(Aim) Pick out each line of the records in which the word "tables" appears.

Data records:
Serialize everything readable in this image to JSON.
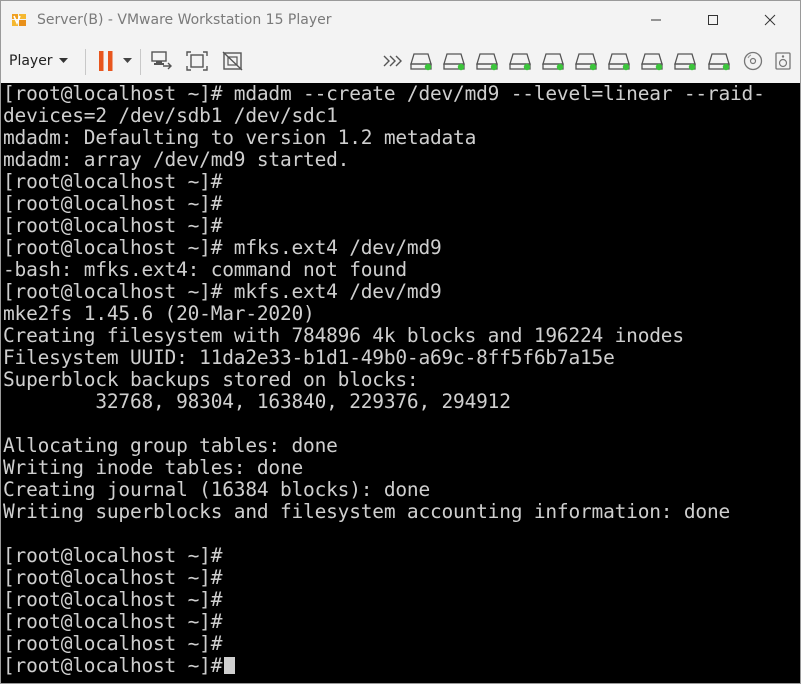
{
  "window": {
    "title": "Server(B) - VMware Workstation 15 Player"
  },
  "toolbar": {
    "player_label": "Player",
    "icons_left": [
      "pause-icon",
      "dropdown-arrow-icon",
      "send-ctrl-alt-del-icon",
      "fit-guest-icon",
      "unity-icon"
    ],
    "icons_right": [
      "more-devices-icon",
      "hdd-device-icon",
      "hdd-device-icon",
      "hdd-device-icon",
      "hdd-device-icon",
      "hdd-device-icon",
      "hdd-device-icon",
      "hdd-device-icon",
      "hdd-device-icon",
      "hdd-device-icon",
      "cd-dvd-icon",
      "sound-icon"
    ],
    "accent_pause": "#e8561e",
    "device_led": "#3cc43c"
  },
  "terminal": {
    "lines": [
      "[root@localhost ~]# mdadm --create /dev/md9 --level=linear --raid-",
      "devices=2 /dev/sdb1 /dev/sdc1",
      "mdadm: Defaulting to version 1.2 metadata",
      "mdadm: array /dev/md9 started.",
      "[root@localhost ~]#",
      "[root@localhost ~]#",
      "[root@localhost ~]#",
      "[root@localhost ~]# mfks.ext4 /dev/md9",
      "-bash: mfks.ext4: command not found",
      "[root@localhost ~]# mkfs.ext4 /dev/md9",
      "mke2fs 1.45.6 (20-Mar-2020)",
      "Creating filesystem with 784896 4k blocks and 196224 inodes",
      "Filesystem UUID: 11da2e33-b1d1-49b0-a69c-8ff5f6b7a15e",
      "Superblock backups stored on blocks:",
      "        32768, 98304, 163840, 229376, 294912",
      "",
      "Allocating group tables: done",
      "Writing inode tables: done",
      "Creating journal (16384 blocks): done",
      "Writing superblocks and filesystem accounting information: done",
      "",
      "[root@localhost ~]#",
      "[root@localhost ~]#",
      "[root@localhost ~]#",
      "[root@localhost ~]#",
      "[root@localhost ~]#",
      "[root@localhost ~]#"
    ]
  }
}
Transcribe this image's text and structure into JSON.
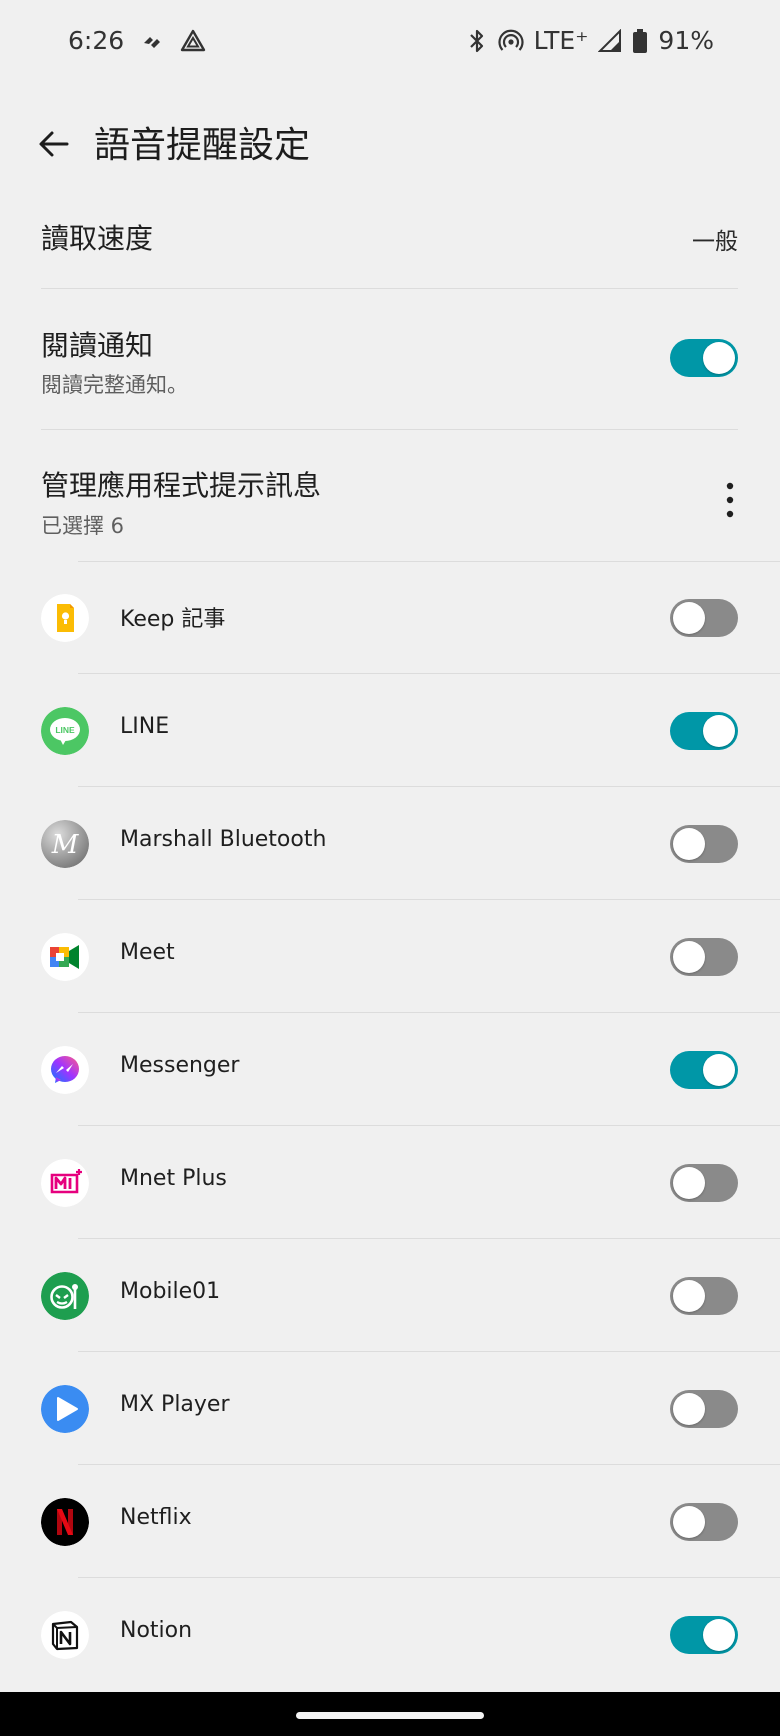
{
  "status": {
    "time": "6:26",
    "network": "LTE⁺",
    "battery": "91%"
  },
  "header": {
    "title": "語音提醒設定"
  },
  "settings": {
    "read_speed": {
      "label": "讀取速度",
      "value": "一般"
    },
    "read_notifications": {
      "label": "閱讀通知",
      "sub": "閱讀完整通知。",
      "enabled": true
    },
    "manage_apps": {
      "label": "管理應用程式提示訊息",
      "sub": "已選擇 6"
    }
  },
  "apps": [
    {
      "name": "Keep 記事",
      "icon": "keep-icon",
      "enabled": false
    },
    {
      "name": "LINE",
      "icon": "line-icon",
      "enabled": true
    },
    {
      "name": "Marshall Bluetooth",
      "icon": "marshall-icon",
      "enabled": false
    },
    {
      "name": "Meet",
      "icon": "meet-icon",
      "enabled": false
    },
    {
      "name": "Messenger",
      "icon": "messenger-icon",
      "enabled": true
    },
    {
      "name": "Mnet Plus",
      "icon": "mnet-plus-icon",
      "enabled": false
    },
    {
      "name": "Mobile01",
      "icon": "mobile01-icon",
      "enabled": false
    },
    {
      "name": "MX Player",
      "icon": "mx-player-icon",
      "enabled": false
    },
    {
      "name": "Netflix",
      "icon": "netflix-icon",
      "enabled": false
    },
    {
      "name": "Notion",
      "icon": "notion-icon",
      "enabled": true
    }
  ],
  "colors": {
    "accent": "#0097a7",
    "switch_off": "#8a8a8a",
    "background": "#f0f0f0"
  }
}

(Final result)
      "Allocating group tables: done",
      "Writing inode tables: done",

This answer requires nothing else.